SHORT TASK
Copy out each line of the data holding "JSON".

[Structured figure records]
──────────────────────────────

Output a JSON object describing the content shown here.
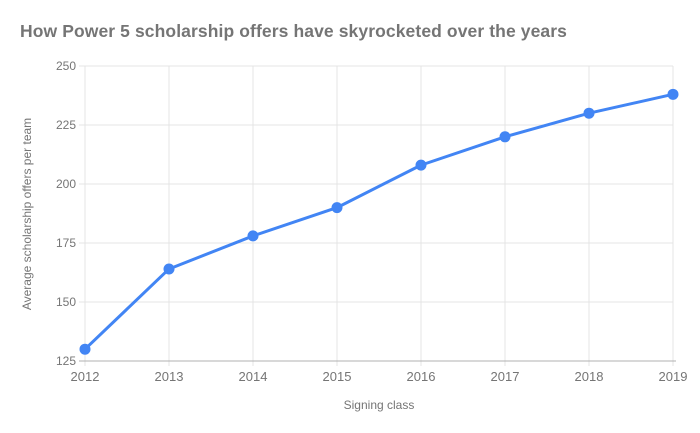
{
  "chart_data": {
    "type": "line",
    "title": "How Power 5 scholarship offers have skyrocketed over the years",
    "xlabel": "Signing class",
    "ylabel": "Average scholarship offers per team",
    "categories": [
      "2012",
      "2013",
      "2014",
      "2015",
      "2016",
      "2017",
      "2018",
      "2019"
    ],
    "series": [
      {
        "name": "Average scholarship offers per team",
        "values": [
          130,
          164,
          178,
          190,
          208,
          220,
          230,
          238
        ]
      }
    ],
    "ylim": [
      125,
      250
    ],
    "yticks": [
      125,
      150,
      175,
      200,
      225,
      250
    ],
    "grid": true,
    "legend_position": "none",
    "series_color": "#4285f4",
    "grid_color": "#e4e4e4",
    "axis_color": "#b0b0b0",
    "text_color": "#757575"
  }
}
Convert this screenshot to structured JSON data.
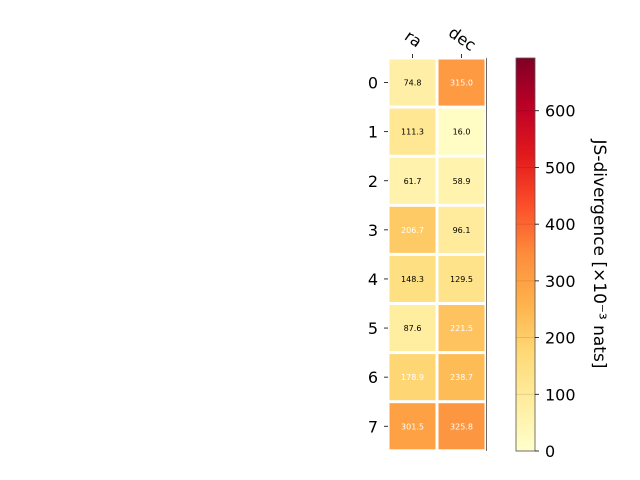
{
  "chart_data": {
    "type": "heatmap",
    "x_categories": [
      "ra",
      "dec"
    ],
    "y_categories": [
      "0",
      "1",
      "2",
      "3",
      "4",
      "5",
      "6",
      "7"
    ],
    "values": [
      [
        74.8,
        315.0
      ],
      [
        111.3,
        16.0
      ],
      [
        61.7,
        58.9
      ],
      [
        206.7,
        96.1
      ],
      [
        148.3,
        129.5
      ],
      [
        87.6,
        221.5
      ],
      [
        178.9,
        238.7
      ],
      [
        301.5,
        325.8
      ]
    ],
    "value_labels": [
      [
        "74.8",
        "315.0"
      ],
      [
        "111.3",
        "16.0"
      ],
      [
        "61.7",
        "58.9"
      ],
      [
        "206.7",
        "96.1"
      ],
      [
        "148.3",
        "129.5"
      ],
      [
        "87.6",
        "221.5"
      ],
      [
        "178.9",
        "238.7"
      ],
      [
        "301.5",
        "325.8"
      ]
    ],
    "colorbar": {
      "label": "JS-divergence [×10⁻³ nats]",
      "range": [
        0,
        693
      ],
      "ticks": [
        0,
        100,
        200,
        300,
        400,
        500,
        600
      ],
      "tick_labels": [
        "0",
        "100",
        "200",
        "300",
        "400",
        "500",
        "600"
      ],
      "colormap": "YlOrRd"
    },
    "grid": false,
    "legend": "none"
  }
}
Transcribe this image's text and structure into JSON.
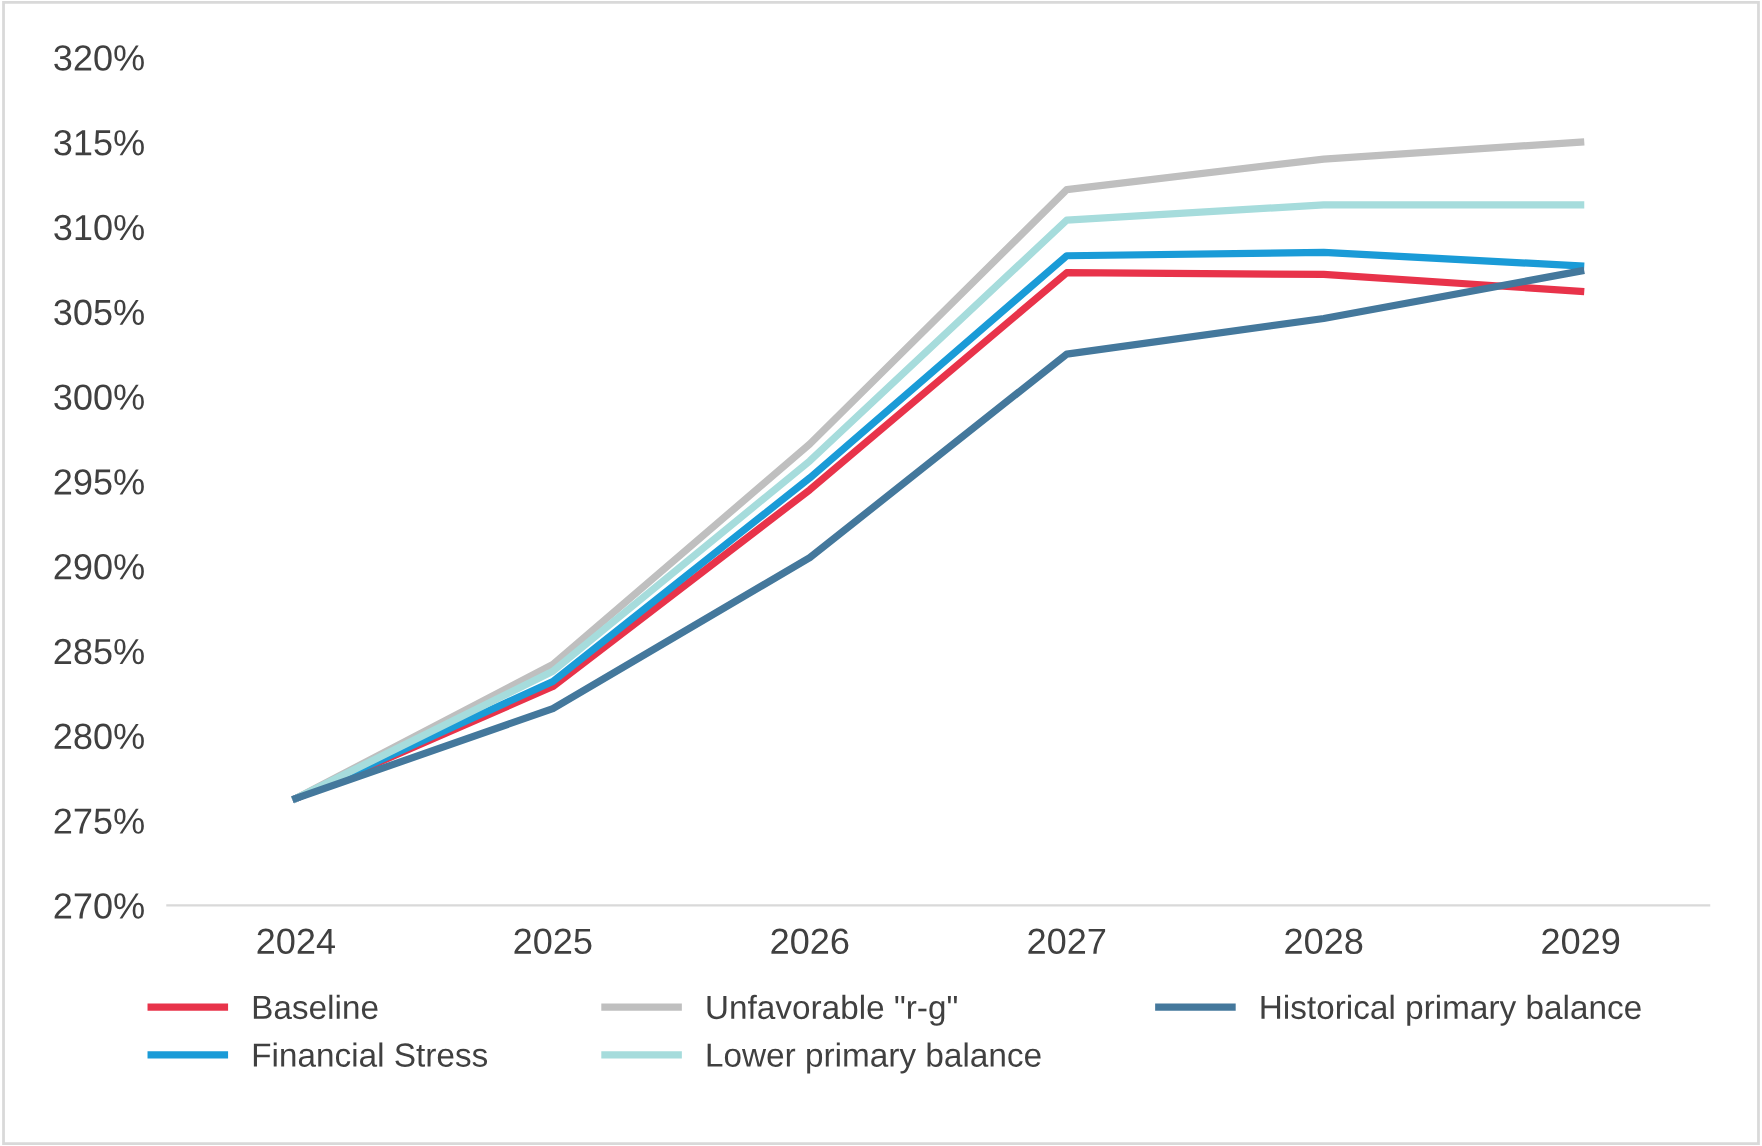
{
  "chart_data": {
    "type": "line",
    "categories": [
      "2024",
      "2025",
      "2026",
      "2027",
      "2028",
      "2029"
    ],
    "series": [
      {
        "name": "Baseline",
        "color": "#e8334a",
        "values": [
          276.3,
          282.9,
          294.5,
          307.3,
          307.2,
          306.2
        ]
      },
      {
        "name": "Financial Stress",
        "color": "#1a9bd7",
        "values": [
          276.3,
          283.2,
          295.2,
          308.3,
          308.5,
          307.7
        ]
      },
      {
        "name": "Unfavorable \"r-g\"",
        "color": "#bfbfbf",
        "values": [
          276.3,
          284.2,
          297.2,
          312.2,
          314.0,
          315.0
        ]
      },
      {
        "name": "Lower primary balance",
        "color": "#a6dcdc",
        "values": [
          276.3,
          283.8,
          296.2,
          310.4,
          311.3,
          311.3
        ]
      },
      {
        "name": "Historical primary balance",
        "color": "#44789c",
        "values": [
          276.3,
          281.6,
          290.5,
          302.5,
          304.6,
          307.4
        ]
      }
    ],
    "ylim": [
      270,
      320
    ],
    "yticks": [
      {
        "value": 270,
        "label": "270%"
      },
      {
        "value": 275,
        "label": "275%"
      },
      {
        "value": 280,
        "label": "280%"
      },
      {
        "value": 285,
        "label": "285%"
      },
      {
        "value": 290,
        "label": "290%"
      },
      {
        "value": 295,
        "label": "295%"
      },
      {
        "value": 300,
        "label": "300%"
      },
      {
        "value": 305,
        "label": "305%"
      },
      {
        "value": 310,
        "label": "310%"
      },
      {
        "value": 315,
        "label": "315%"
      },
      {
        "value": 320,
        "label": "320%"
      }
    ],
    "grid": false,
    "legend": "bottom",
    "marker": "none",
    "line_style": "solid"
  }
}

──────────────────────────────

TASK RESULT
Output a JSON object describing the content shown here.
Convert this screenshot to structured JSON data.
Transcribe this image's text and structure into JSON.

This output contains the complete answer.